EXERCISE BRIEF:
From the listing below, tally the lines that include "this". Return only the total.

Part of a data file
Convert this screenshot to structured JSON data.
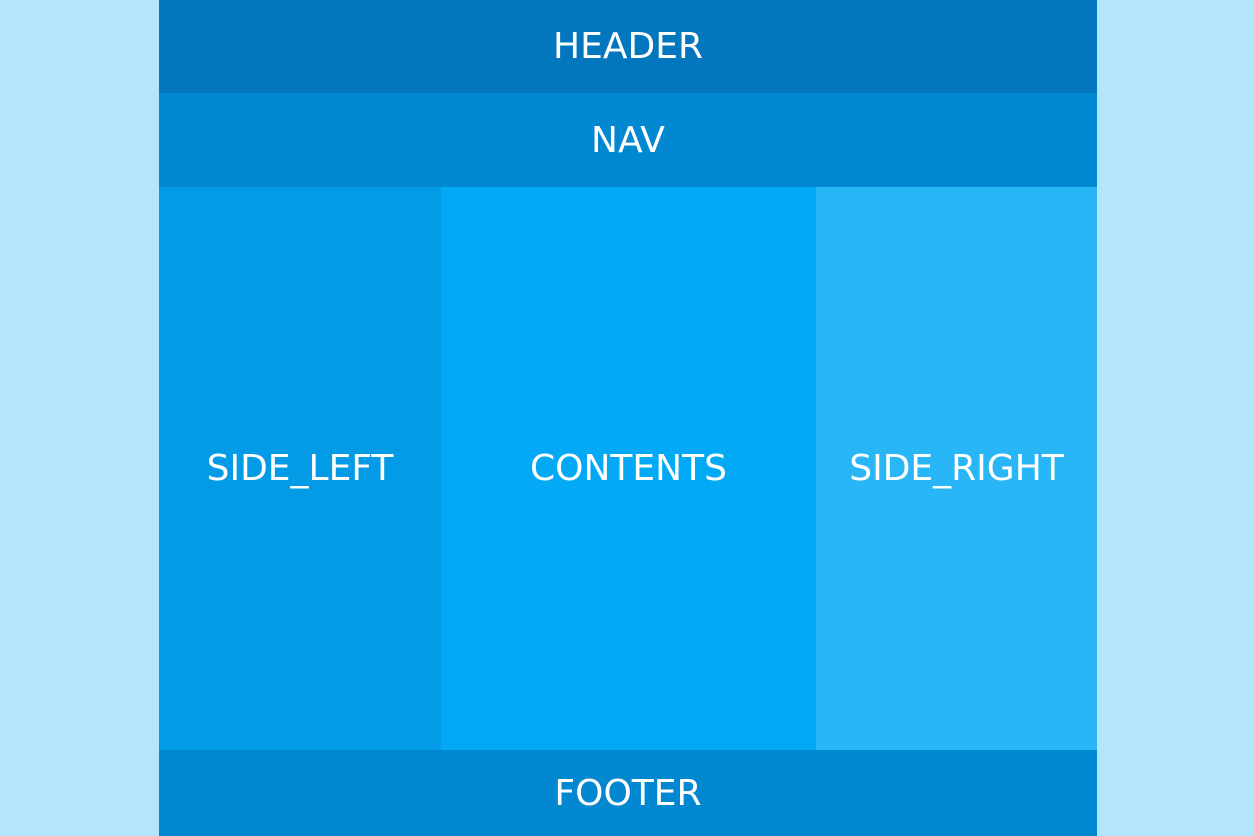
{
  "regions": {
    "header": "HEADER",
    "nav": "NAV",
    "side_left": "SIDE_LEFT",
    "contents": "CONTENTS",
    "side_right": "SIDE_RIGHT",
    "footer": "FOOTER"
  },
  "faint_note": "",
  "colors": {
    "background": "#b3e5fc",
    "header": "#0277bd",
    "nav": "#0288d1",
    "side_left": "#039be5",
    "contents": "#03a9f4",
    "side_right": "#29b6f6",
    "footer": "#0288d1",
    "text": "#ffffff"
  }
}
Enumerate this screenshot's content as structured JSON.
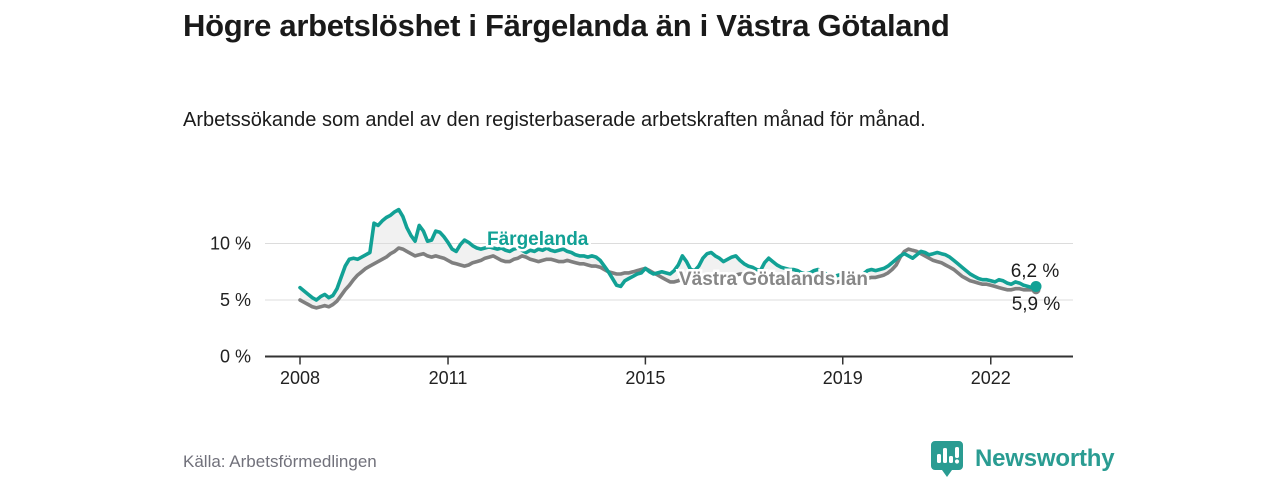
{
  "header": {
    "title": "Högre arbetslöshet i Färgelanda än i Västra Götaland",
    "subtitle": "Arbetssökande som andel av den registerbaserade arbetskraften månad för månad."
  },
  "footer": {
    "source": "Källa: Arbetsförmedlingen",
    "brand": "Newsworthy"
  },
  "colors": {
    "accent_teal": "#12a195",
    "series_gray": "#7f7f7f",
    "fill_between": "#f1f1f1",
    "gridline": "#dcdcdc",
    "axis": "#333333",
    "axis_text": "#222222",
    "value_label": "#1d1d1d",
    "gray_label": "#878787",
    "logo_teal": "#2a9c92"
  },
  "chart_data": {
    "type": "line",
    "title": "Högre arbetslöshet i Färgelanda än i Västra Götaland",
    "ylabel": "",
    "xlabel": "",
    "unit": "%",
    "grid": "horizontal",
    "legend_position": "inline-labels",
    "x_start": {
      "year": 2008,
      "month": 1
    },
    "x_end": {
      "year": 2022,
      "month": 12
    },
    "x_ticks": [
      {
        "year": 2008,
        "label": "2008"
      },
      {
        "year": 2011,
        "label": "2011"
      },
      {
        "year": 2015,
        "label": "2015"
      },
      {
        "year": 2019,
        "label": "2019"
      },
      {
        "year": 2022,
        "label": "2022"
      }
    ],
    "y_ticks": [
      {
        "value": 0,
        "label": "0 %"
      },
      {
        "value": 5,
        "label": "5 %"
      },
      {
        "value": 10,
        "label": "10 %"
      }
    ],
    "ylim": [
      0,
      13.5
    ],
    "series": [
      {
        "name": "Färgelanda",
        "color": "#12a195",
        "end_label": "6,2 %",
        "end_value": 6.2,
        "values": [
          6.1,
          5.8,
          5.5,
          5.2,
          5.0,
          5.3,
          5.5,
          5.2,
          5.4,
          6.0,
          7.0,
          8.0,
          8.6,
          8.7,
          8.6,
          8.8,
          9.0,
          9.2,
          11.8,
          11.6,
          12.0,
          12.3,
          12.5,
          12.8,
          13.0,
          12.4,
          11.4,
          10.7,
          10.2,
          11.6,
          11.1,
          10.2,
          10.3,
          11.1,
          11.0,
          10.6,
          10.1,
          9.5,
          9.3,
          9.9,
          10.3,
          10.1,
          9.8,
          9.6,
          9.5,
          9.6,
          9.7,
          9.6,
          9.5,
          9.6,
          9.4,
          9.3,
          9.5,
          9.6,
          9.4,
          9.2,
          9.4,
          9.3,
          9.5,
          9.4,
          9.6,
          9.4,
          9.3,
          9.4,
          9.5,
          9.3,
          9.2,
          9.0,
          8.9,
          8.9,
          8.8,
          8.9,
          8.8,
          8.5,
          8.0,
          7.5,
          6.9,
          6.3,
          6.2,
          6.7,
          6.9,
          7.1,
          7.3,
          7.4,
          7.8,
          7.5,
          7.3,
          7.4,
          7.5,
          7.4,
          7.3,
          7.6,
          8.1,
          8.9,
          8.4,
          7.7,
          7.6,
          8.0,
          8.7,
          9.1,
          9.2,
          8.9,
          8.7,
          8.4,
          8.6,
          8.8,
          8.9,
          8.5,
          8.2,
          8.0,
          7.9,
          7.7,
          7.6,
          8.3,
          8.7,
          8.4,
          8.1,
          7.9,
          7.8,
          7.7,
          7.7,
          7.6,
          7.4,
          7.3,
          7.4,
          7.6,
          7.7,
          7.5,
          7.3,
          7.2,
          7.1,
          7.2,
          7.3,
          7.4,
          7.3,
          7.2,
          7.1,
          7.3,
          7.6,
          7.7,
          7.6,
          7.7,
          7.8,
          8.0,
          8.3,
          8.6,
          8.9,
          9.1,
          8.9,
          8.7,
          9.0,
          9.3,
          9.2,
          9.0,
          9.1,
          9.2,
          9.1,
          9.0,
          8.8,
          8.5,
          8.2,
          7.9,
          7.6,
          7.3,
          7.1,
          6.9,
          6.8,
          6.8,
          6.7,
          6.6,
          6.8,
          6.7,
          6.5,
          6.4,
          6.6,
          6.5,
          6.3,
          6.2,
          6.1,
          6.2
        ]
      },
      {
        "name": "Västra Götalands län",
        "color": "#7f7f7f",
        "end_label": "5,9 %",
        "end_value": 5.9,
        "values": [
          5.0,
          4.8,
          4.6,
          4.4,
          4.3,
          4.4,
          4.5,
          4.4,
          4.6,
          4.9,
          5.4,
          5.9,
          6.3,
          6.8,
          7.2,
          7.5,
          7.8,
          8.0,
          8.2,
          8.4,
          8.6,
          8.8,
          9.1,
          9.3,
          9.6,
          9.5,
          9.3,
          9.1,
          8.9,
          9.0,
          9.1,
          8.9,
          8.8,
          8.9,
          8.8,
          8.7,
          8.5,
          8.3,
          8.2,
          8.1,
          8.0,
          8.1,
          8.3,
          8.4,
          8.5,
          8.7,
          8.8,
          8.9,
          8.7,
          8.5,
          8.4,
          8.4,
          8.6,
          8.7,
          8.9,
          8.8,
          8.6,
          8.5,
          8.4,
          8.5,
          8.6,
          8.6,
          8.5,
          8.4,
          8.4,
          8.5,
          8.4,
          8.3,
          8.2,
          8.2,
          8.1,
          8.0,
          8.0,
          7.9,
          7.7,
          7.5,
          7.4,
          7.3,
          7.3,
          7.4,
          7.4,
          7.5,
          7.6,
          7.7,
          7.8,
          7.6,
          7.4,
          7.2,
          7.0,
          6.8,
          6.6,
          6.6,
          6.7,
          6.9,
          7.0,
          7.1,
          7.2,
          7.2,
          7.1,
          7.0,
          7.0,
          7.1,
          7.2,
          7.3,
          7.3,
          7.2,
          7.2,
          7.3,
          7.3,
          7.2,
          7.1,
          7.0,
          7.0,
          7.1,
          7.2,
          7.2,
          7.1,
          7.0,
          6.9,
          7.0,
          7.0,
          6.9,
          6.8,
          6.7,
          6.6,
          6.7,
          6.8,
          6.8,
          6.7,
          6.6,
          6.5,
          6.6,
          6.7,
          6.7,
          6.6,
          6.5,
          6.5,
          6.7,
          6.9,
          7.0,
          7.0,
          7.1,
          7.2,
          7.4,
          7.7,
          8.1,
          8.8,
          9.3,
          9.5,
          9.4,
          9.3,
          9.1,
          8.9,
          8.7,
          8.5,
          8.4,
          8.3,
          8.1,
          7.9,
          7.7,
          7.4,
          7.1,
          6.9,
          6.7,
          6.6,
          6.5,
          6.4,
          6.4,
          6.3,
          6.2,
          6.1,
          6.0,
          5.9,
          5.9,
          6.0,
          6.0,
          5.9,
          5.9,
          5.9,
          5.9
        ]
      }
    ]
  }
}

SOLVED EXERCISE:
2